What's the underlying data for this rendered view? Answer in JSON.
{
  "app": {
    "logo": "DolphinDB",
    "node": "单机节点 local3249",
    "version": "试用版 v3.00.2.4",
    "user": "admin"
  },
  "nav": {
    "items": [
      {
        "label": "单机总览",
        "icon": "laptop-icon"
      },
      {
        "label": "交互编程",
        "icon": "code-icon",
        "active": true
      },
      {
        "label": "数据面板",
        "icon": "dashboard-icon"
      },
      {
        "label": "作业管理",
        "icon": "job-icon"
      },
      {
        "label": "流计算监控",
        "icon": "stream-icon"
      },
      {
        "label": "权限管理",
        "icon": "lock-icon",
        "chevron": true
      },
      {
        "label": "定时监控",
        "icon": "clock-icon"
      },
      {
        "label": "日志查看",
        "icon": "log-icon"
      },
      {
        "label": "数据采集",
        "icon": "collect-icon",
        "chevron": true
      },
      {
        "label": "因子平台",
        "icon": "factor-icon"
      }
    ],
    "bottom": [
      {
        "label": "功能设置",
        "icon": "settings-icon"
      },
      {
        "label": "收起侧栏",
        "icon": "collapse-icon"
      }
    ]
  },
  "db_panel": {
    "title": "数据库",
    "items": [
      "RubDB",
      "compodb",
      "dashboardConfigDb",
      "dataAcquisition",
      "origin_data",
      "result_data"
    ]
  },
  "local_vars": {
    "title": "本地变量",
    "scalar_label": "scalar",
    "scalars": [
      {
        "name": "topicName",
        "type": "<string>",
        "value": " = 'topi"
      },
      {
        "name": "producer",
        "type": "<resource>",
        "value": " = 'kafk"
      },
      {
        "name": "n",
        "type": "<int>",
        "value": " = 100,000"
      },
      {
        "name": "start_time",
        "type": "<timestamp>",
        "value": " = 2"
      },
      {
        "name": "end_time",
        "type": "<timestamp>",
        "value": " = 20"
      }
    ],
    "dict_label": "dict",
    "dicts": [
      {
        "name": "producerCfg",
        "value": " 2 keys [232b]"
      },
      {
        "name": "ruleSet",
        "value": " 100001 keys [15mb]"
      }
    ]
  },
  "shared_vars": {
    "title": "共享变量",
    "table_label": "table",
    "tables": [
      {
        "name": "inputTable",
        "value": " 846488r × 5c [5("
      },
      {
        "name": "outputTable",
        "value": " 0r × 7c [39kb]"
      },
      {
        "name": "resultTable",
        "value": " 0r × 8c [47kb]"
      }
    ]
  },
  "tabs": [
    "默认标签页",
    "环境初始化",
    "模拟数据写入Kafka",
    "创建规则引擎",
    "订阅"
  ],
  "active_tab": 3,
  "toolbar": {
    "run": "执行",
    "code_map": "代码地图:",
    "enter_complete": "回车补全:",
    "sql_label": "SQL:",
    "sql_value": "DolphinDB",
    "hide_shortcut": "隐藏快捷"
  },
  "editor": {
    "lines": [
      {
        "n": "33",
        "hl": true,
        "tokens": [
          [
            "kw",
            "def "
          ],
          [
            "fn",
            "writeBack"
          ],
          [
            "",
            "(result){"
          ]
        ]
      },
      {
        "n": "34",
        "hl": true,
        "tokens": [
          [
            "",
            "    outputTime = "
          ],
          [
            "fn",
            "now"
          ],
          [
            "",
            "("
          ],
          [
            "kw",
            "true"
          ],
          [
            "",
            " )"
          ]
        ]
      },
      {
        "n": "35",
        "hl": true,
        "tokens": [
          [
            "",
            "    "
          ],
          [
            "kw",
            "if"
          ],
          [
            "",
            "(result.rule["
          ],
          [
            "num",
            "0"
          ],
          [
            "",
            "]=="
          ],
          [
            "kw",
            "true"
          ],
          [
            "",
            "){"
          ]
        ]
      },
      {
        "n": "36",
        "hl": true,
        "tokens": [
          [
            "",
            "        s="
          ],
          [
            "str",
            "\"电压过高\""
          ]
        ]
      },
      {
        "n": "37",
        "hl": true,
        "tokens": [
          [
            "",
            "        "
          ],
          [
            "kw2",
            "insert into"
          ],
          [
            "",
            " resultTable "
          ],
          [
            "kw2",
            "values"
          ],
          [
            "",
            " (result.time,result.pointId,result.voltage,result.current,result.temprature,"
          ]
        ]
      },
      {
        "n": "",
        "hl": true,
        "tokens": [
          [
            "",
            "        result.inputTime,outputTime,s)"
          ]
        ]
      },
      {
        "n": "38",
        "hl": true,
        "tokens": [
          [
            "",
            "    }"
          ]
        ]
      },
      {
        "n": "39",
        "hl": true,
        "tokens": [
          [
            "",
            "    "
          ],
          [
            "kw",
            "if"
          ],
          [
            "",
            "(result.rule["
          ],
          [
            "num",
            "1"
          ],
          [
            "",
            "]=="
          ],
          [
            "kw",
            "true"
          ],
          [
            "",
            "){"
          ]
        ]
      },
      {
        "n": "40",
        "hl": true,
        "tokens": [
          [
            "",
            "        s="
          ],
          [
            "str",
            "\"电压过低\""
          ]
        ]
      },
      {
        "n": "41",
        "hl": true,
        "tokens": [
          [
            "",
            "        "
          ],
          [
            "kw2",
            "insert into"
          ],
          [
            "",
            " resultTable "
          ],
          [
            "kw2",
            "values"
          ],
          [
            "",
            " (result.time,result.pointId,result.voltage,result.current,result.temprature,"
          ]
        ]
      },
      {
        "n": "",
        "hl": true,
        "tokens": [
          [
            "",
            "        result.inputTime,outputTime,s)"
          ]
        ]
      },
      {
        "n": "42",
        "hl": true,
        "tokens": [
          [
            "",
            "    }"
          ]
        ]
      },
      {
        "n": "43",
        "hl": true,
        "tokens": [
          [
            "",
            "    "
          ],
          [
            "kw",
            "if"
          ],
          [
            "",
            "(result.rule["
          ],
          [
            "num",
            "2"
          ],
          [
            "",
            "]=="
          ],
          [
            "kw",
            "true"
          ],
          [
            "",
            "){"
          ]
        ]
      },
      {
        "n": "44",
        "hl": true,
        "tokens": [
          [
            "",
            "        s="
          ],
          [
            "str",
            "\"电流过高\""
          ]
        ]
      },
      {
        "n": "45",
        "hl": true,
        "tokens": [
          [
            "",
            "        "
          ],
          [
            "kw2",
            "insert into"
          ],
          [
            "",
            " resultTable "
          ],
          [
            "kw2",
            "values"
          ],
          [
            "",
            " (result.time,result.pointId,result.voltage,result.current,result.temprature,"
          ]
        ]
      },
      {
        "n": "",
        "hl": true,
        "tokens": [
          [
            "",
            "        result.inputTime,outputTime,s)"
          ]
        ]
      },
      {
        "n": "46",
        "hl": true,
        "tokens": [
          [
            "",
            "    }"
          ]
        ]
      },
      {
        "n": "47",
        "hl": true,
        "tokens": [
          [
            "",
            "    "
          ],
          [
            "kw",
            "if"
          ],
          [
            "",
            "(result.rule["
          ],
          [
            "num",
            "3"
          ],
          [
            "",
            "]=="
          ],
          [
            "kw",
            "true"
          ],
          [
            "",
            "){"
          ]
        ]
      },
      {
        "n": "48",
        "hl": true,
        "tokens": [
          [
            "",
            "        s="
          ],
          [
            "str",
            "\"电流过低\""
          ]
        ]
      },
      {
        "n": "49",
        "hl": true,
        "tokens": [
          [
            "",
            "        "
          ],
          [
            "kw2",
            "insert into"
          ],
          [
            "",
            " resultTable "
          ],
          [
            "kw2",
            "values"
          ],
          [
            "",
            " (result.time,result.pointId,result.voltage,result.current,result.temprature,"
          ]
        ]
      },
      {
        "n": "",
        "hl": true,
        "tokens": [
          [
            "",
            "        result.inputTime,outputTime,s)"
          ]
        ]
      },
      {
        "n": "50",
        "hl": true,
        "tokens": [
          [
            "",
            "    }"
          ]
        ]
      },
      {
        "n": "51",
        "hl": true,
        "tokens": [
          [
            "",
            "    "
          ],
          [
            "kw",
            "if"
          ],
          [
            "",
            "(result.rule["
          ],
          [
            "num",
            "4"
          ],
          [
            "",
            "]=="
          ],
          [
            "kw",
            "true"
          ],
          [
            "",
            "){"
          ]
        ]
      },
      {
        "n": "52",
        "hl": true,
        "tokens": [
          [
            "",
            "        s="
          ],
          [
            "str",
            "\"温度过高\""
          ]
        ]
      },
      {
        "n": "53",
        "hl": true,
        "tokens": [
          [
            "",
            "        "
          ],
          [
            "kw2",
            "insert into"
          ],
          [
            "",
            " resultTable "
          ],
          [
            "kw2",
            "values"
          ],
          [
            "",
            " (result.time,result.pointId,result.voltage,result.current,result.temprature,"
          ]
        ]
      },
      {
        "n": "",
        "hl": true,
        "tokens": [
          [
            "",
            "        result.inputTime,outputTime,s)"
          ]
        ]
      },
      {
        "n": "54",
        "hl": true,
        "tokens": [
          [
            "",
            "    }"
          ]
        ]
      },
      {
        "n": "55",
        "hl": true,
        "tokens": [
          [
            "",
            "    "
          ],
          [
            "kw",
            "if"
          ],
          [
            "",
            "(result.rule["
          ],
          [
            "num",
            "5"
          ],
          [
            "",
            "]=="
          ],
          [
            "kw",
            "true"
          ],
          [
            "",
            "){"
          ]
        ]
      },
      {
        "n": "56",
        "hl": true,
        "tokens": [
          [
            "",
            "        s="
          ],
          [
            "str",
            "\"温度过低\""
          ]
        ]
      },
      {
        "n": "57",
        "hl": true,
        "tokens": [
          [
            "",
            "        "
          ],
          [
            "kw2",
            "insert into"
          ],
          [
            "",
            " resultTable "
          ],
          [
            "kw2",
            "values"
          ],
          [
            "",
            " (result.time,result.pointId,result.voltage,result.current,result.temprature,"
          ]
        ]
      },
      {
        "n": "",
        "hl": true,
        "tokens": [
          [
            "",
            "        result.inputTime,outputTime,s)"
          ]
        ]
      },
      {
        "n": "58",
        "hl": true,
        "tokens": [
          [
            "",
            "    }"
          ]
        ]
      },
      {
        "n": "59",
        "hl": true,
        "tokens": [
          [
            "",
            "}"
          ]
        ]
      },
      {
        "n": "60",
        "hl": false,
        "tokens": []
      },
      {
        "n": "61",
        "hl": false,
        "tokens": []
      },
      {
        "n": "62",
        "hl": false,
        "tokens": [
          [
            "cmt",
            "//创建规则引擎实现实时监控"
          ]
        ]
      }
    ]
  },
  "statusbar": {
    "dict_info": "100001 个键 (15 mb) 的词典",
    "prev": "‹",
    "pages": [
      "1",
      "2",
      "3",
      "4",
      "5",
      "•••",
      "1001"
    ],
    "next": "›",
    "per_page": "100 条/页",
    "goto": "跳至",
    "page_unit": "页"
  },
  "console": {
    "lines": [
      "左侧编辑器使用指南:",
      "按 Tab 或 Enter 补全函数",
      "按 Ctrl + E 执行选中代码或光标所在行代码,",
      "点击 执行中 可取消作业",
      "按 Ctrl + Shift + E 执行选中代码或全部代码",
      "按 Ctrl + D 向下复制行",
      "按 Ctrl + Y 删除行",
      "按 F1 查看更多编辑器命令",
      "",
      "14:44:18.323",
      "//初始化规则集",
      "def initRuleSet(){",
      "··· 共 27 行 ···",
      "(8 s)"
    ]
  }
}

[Task brief]: Search the records for the word "DolphinDB". Copy every line that has it.

[Task response]:
    "logo": "DolphinDB",
    "sql_value": "DolphinDB",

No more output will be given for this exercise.